[Requirements] Reproduce all entries verbatim, with nothing added or dropped.

══ Input for this task

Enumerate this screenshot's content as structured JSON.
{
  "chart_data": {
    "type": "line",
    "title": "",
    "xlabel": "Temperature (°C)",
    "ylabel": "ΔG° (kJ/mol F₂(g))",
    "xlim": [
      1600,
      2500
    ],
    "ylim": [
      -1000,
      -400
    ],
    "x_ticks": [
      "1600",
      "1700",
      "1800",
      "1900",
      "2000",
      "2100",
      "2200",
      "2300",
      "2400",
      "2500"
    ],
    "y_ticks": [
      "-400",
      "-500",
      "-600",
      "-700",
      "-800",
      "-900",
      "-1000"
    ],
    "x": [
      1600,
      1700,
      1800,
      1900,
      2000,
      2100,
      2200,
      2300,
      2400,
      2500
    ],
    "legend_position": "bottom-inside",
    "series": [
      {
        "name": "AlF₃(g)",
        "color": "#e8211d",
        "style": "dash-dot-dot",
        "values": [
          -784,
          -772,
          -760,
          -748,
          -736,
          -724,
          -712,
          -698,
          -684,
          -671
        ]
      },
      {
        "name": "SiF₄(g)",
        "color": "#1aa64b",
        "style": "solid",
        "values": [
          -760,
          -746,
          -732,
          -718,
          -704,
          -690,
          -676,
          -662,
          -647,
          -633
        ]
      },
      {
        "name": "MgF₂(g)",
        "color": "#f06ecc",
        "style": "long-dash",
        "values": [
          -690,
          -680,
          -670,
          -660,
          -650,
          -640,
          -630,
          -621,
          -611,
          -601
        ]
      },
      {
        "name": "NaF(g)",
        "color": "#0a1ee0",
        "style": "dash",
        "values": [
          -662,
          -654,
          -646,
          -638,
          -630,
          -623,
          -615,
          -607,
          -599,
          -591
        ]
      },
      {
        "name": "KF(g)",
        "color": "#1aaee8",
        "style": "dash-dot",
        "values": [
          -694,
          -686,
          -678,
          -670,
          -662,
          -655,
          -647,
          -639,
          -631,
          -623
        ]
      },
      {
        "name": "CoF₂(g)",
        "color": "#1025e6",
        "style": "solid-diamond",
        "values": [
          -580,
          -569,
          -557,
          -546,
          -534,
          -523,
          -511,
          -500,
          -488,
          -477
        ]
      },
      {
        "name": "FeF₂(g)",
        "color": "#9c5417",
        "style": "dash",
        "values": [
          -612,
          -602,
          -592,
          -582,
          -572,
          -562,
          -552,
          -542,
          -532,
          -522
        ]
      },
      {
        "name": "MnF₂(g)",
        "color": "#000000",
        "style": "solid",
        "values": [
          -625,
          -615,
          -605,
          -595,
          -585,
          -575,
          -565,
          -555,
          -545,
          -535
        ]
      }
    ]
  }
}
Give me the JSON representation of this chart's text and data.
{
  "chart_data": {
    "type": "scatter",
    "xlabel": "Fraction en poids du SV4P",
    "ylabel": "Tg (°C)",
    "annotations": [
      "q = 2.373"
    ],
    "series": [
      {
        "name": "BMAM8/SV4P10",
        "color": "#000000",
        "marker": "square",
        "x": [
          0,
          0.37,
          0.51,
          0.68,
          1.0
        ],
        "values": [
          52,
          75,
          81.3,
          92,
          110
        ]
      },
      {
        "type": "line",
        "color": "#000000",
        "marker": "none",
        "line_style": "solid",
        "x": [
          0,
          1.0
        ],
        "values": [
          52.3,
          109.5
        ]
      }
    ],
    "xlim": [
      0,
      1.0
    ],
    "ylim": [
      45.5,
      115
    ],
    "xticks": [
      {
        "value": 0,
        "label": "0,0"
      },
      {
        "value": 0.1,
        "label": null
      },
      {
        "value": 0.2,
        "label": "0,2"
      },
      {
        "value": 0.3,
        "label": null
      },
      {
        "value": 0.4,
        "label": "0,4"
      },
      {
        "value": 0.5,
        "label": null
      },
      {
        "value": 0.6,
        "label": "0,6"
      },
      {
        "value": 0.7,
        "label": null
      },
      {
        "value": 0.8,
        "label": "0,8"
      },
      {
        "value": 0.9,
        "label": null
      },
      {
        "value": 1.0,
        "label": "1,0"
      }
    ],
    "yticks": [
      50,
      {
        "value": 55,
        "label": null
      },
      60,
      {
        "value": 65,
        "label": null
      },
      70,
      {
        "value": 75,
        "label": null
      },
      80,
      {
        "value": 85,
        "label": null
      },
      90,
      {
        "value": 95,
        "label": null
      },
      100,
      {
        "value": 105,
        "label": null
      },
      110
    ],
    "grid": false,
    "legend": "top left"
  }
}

════

[Exercise answer]
Enumerate this screenshot's content as structured JSON.
{
  "chart_data": {
    "type": "line",
    "title": "",
    "xlabel": "Temperature (°C)",
    "ylabel": "ΔG° (kJ/mol F₂(g))",
    "xlim": [
      1600,
      2500
    ],
    "ylim": [
      -1000,
      -400
    ],
    "x_ticks": [
      "1600",
      "1700",
      "1800",
      "1900",
      "2000",
      "2100",
      "2200",
      "2300",
      "2400",
      "2500"
    ],
    "y_ticks": [
      "-400",
      "-500",
      "-600",
      "-700",
      "-800",
      "-900",
      "-1000"
    ],
    "x": [
      1600,
      1700,
      1800,
      1900,
      2000,
      2100,
      2200,
      2300,
      2400,
      2500
    ],
    "legend_position": "bottom-inside",
    "series": [
      {
        "name": "AlF₃(g)",
        "color": "#e8211d",
        "style": "dash-dot-dot",
        "values": [
          -784,
          -772,
          -760,
          -748,
          -736,
          -724,
          -712,
          -698,
          -684,
          -671
        ]
      },
      {
        "name": "SiF₄(g)",
        "color": "#1aa64b",
        "style": "solid",
        "values": [
          -760,
          -746,
          -732,
          -718,
          -704,
          -690,
          -676,
          -662,
          -647,
          -633
        ]
      },
      {
        "name": "MgF₂(g)",
        "color": "#f06ecc",
        "style": "long-dash",
        "values": [
          -690,
          -680,
          -670,
          -660,
          -650,
          -640,
          -630,
          -621,
          -611,
          -601
        ]
      },
      {
        "name": "NaF(g)",
        "color": "#0a1ee0",
        "style": "dash",
        "values": [
          -662,
          -654,
          -646,
          -638,
          -630,
          -623,
          -615,
          -607,
          -599,
          -591
        ]
      },
      {
        "name": "KF(g)",
        "color": "#1aaee8",
        "style": "dash-dot",
        "values": [
          -694,
          -686,
          -678,
          -670,
          -662,
          -655,
          -647,
          -639,
          -631,
          -623
        ]
      },
      {
        "name": "CoF₂(g)",
        "color": "#1025e6",
        "style": "solid-diamond",
        "values": [
          -580,
          -569,
          -557,
          -546,
          -534,
          -523,
          -511,
          -500,
          -488,
          -477
        ]
      },
      {
        "name": "FeF₂(g)",
        "color": "#9c5417",
        "style": "dash",
        "values": [
          -612,
          -602,
          -592,
          -582,
          -572,
          -562,
          -552,
          -542,
          -532,
          -522
        ]
      },
      {
        "name": "MnF₂(g)",
        "color": "#000000",
        "style": "solid",
        "values": [
          -625,
          -615,
          -605,
          -595,
          -585,
          -575,
          -565,
          -555,
          -545,
          -535
        ]
      }
    ]
  }
}
Give me the JSON representation of this chart's text and data.
{
  "chart_data": {
    "type": "scatter",
    "xlabel": "Fraction en poids du SV4P",
    "ylabel": "Tg (°C)",
    "annotations": [
      "q = 2.373"
    ],
    "series": [
      {
        "name": "BMAM8/SV4P10",
        "color": "#000000",
        "marker": "square",
        "x": [
          0,
          0.37,
          0.51,
          0.68,
          1.0
        ],
        "values": [
          52,
          75,
          81.3,
          92,
          110
        ]
      },
      {
        "type": "line",
        "color": "#000000",
        "marker": "none",
        "line_style": "solid",
        "x": [
          0,
          1.0
        ],
        "values": [
          52.3,
          109.5
        ]
      }
    ],
    "xlim": [
      0,
      1.0
    ],
    "ylim": [
      45.5,
      115
    ],
    "xticks": [
      {
        "value": 0,
        "label": "0,0"
      },
      {
        "value": 0.1,
        "label": null
      },
      {
        "value": 0.2,
        "label": "0,2"
      },
      {
        "value": 0.3,
        "label": null
      },
      {
        "value": 0.4,
        "label": "0,4"
      },
      {
        "value": 0.5,
        "label": null
      },
      {
        "value": 0.6,
        "label": "0,6"
      },
      {
        "value": 0.7,
        "label": null
      },
      {
        "value": 0.8,
        "label": "0,8"
      },
      {
        "value": 0.9,
        "label": null
      },
      {
        "value": 1.0,
        "label": "1,0"
      }
    ],
    "yticks": [
      50,
      {
        "value": 55,
        "label": null
      },
      60,
      {
        "value": 65,
        "label": null
      },
      70,
      {
        "value": 75,
        "label": null
      },
      80,
      {
        "value": 85,
        "label": null
      },
      90,
      {
        "value": 95,
        "label": null
      },
      100,
      {
        "value": 105,
        "label": null
      },
      110
    ],
    "grid": false,
    "legend": "top left"
  }
}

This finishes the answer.